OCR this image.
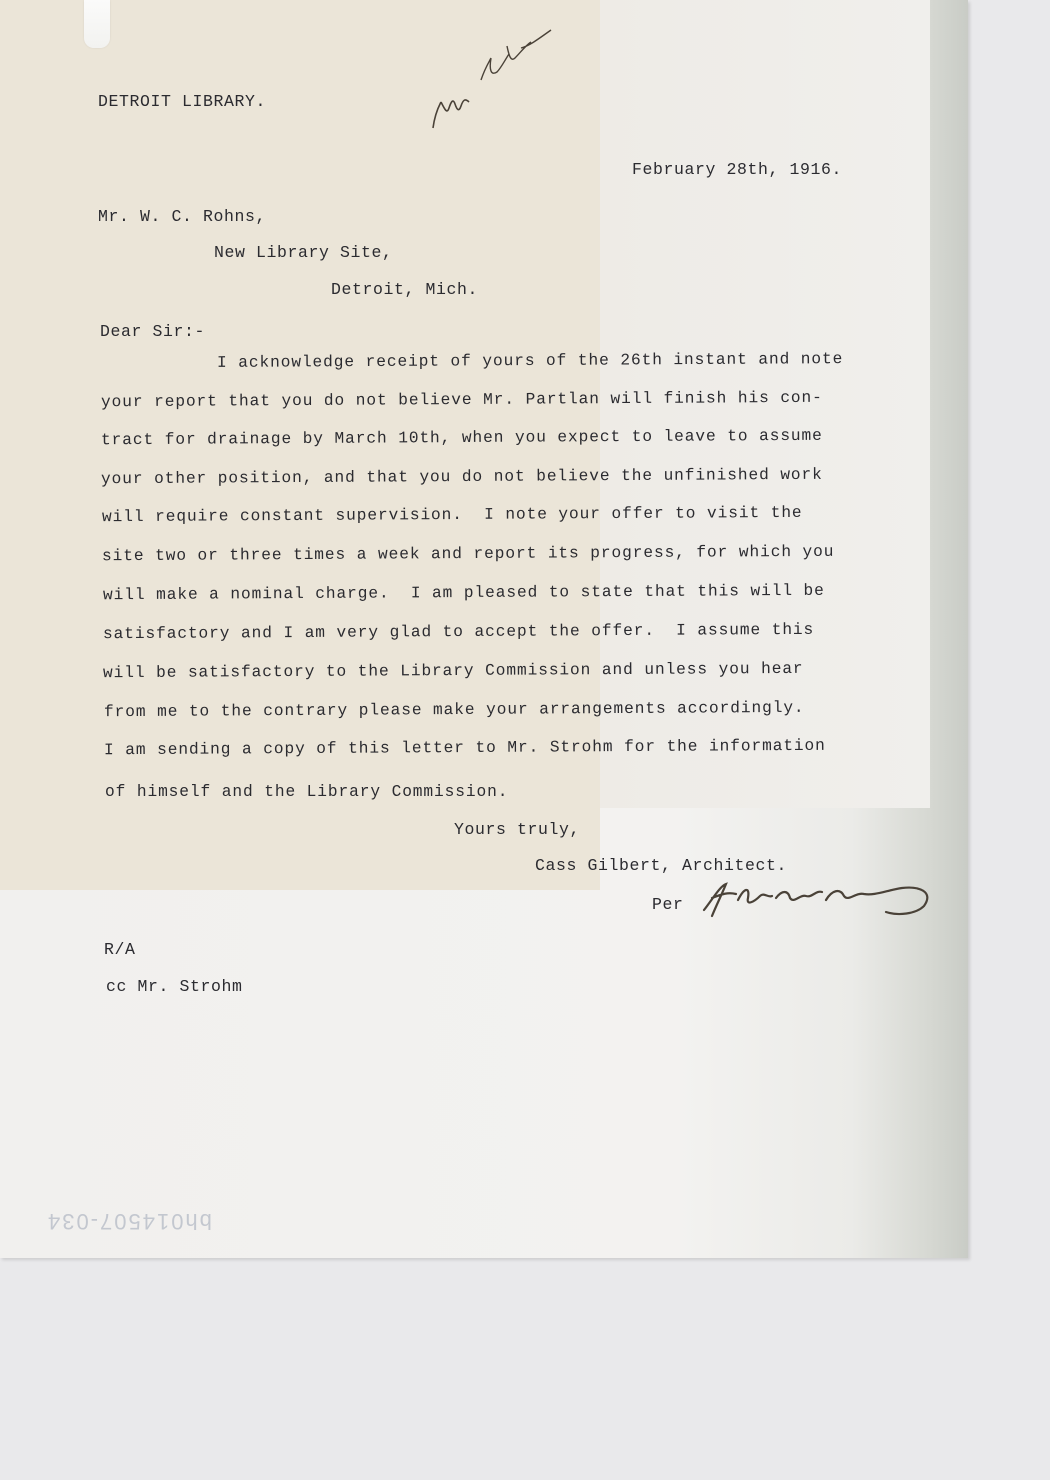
DETROIT LIBRARY.
February 28th, 1916.
Mr. W. C. Rohns,
New Library Site,
Detroit, Mich.
Dear Sir:-
I acknowledge receipt of yours of the 26th instant and note
your report that you do not believe Mr. Partlan will finish his con-
tract for drainage by March 10th, when you expect to leave to assume
your other position, and that you do not believe the unfinished work
will require constant supervision.  I note your offer to visit the
site two or three times a week and report its progress, for which you
will make a nominal charge.  I am pleased to state that this will be
satisfactory and I am very glad to accept the offer.  I assume this
will be satisfactory to the Library Commission and unless you hear
from me to the contrary please make your arrangements accordingly.
I am sending a copy of this letter to Mr. Strohm for the information
of himself and the Library Commission.
Yours truly,
Cass Gilbert, Architect.
Per
R/A
cc Mr. Strohm
bh014507-034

--------------------------------

Pick out and copy every line that contains the word "believe".

**Final result:**
your report that you do not believe Mr. Partlan will finish his con-
your other position, and that you do not believe the unfinished work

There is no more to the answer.